# [Task requirements]
Copy the records below exactly, leaving out any pictures.

* BEGIN Source records *

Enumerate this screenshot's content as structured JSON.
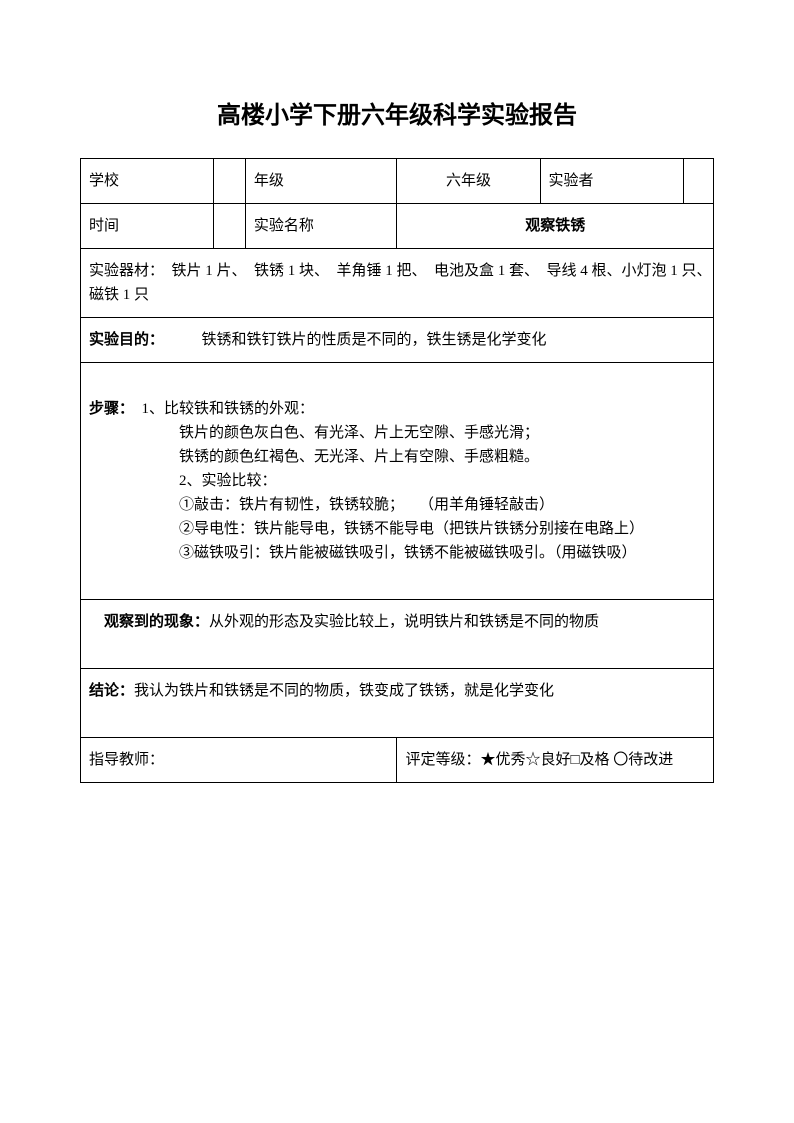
{
  "title": {
    "bold_part": "高楼小学下册",
    "normal_part": "六年级科学实验报告"
  },
  "row1": {
    "school_label": "学校",
    "grade_label": "年级",
    "grade_value": "六年级",
    "experimenter_label": "实验者"
  },
  "row2": {
    "time_label": "时间",
    "exp_name_label": "实验名称",
    "exp_name_value": "观察铁锈"
  },
  "materials": {
    "label": "实验器材：",
    "content": "　铁片 1 片、　铁锈 1 块、　羊角锤 1 把、　电池及盒 1 套、　导线 4 根、小灯泡 1 只、　磁铁 1 只"
  },
  "purpose": {
    "label": "实验目的：",
    "content": "　　　铁锈和铁钉铁片的性质是不同的，铁生锈是化学变化"
  },
  "steps": {
    "label": "步骤：",
    "line1": "1、比较铁和铁锈的外观：",
    "line2": "铁片的颜色灰白色、有光泽、片上无空隙、手感光滑；",
    "line3": "铁锈的颜色红褐色、无光泽、片上有空隙、手感粗糙。",
    "line4": "2、实验比较：",
    "line5": "①敲击：铁片有韧性，铁锈较脆；　　（用羊角锤轻敲击）",
    "line6": "②导电性：铁片能导电，铁锈不能导电（把铁片铁锈分别接在电路上）",
    "line7": "③磁铁吸引：铁片能被磁铁吸引，铁锈不能被磁铁吸引。（用磁铁吸）"
  },
  "observation": {
    "label": "观察到的现象：",
    "content": "从外观的形态及实验比较上，说明铁片和铁锈是不同的物质"
  },
  "conclusion": {
    "label": "结论：",
    "content": "我认为铁片和铁锈是不同的物质，铁变成了铁锈，就是化学变化"
  },
  "footer": {
    "teacher_label": "指导教师：",
    "rating_label": "评定等级：",
    "rating_options": "★优秀☆良好□及格 〇待改进"
  }
}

* END Source records *

# [Exercise answer]
Enumerate this screenshot's content as structured JSON.
{
  "title": {
    "bold_part": "高楼小学下册",
    "normal_part": "六年级科学实验报告"
  },
  "row1": {
    "school_label": "学校",
    "grade_label": "年级",
    "grade_value": "六年级",
    "experimenter_label": "实验者"
  },
  "row2": {
    "time_label": "时间",
    "exp_name_label": "实验名称",
    "exp_name_value": "观察铁锈"
  },
  "materials": {
    "label": "实验器材：",
    "content": "　铁片 1 片、　铁锈 1 块、　羊角锤 1 把、　电池及盒 1 套、　导线 4 根、小灯泡 1 只、　磁铁 1 只"
  },
  "purpose": {
    "label": "实验目的：",
    "content": "　　　铁锈和铁钉铁片的性质是不同的，铁生锈是化学变化"
  },
  "steps": {
    "label": "步骤：",
    "line1": "1、比较铁和铁锈的外观：",
    "line2": "铁片的颜色灰白色、有光泽、片上无空隙、手感光滑；",
    "line3": "铁锈的颜色红褐色、无光泽、片上有空隙、手感粗糙。",
    "line4": "2、实验比较：",
    "line5": "①敲击：铁片有韧性，铁锈较脆；　　（用羊角锤轻敲击）",
    "line6": "②导电性：铁片能导电，铁锈不能导电（把铁片铁锈分别接在电路上）",
    "line7": "③磁铁吸引：铁片能被磁铁吸引，铁锈不能被磁铁吸引。（用磁铁吸）"
  },
  "observation": {
    "label": "观察到的现象：",
    "content": "从外观的形态及实验比较上，说明铁片和铁锈是不同的物质"
  },
  "conclusion": {
    "label": "结论：",
    "content": "我认为铁片和铁锈是不同的物质，铁变成了铁锈，就是化学变化"
  },
  "footer": {
    "teacher_label": "指导教师：",
    "rating_label": "评定等级：",
    "rating_options": "★优秀☆良好□及格 〇待改进"
  }
}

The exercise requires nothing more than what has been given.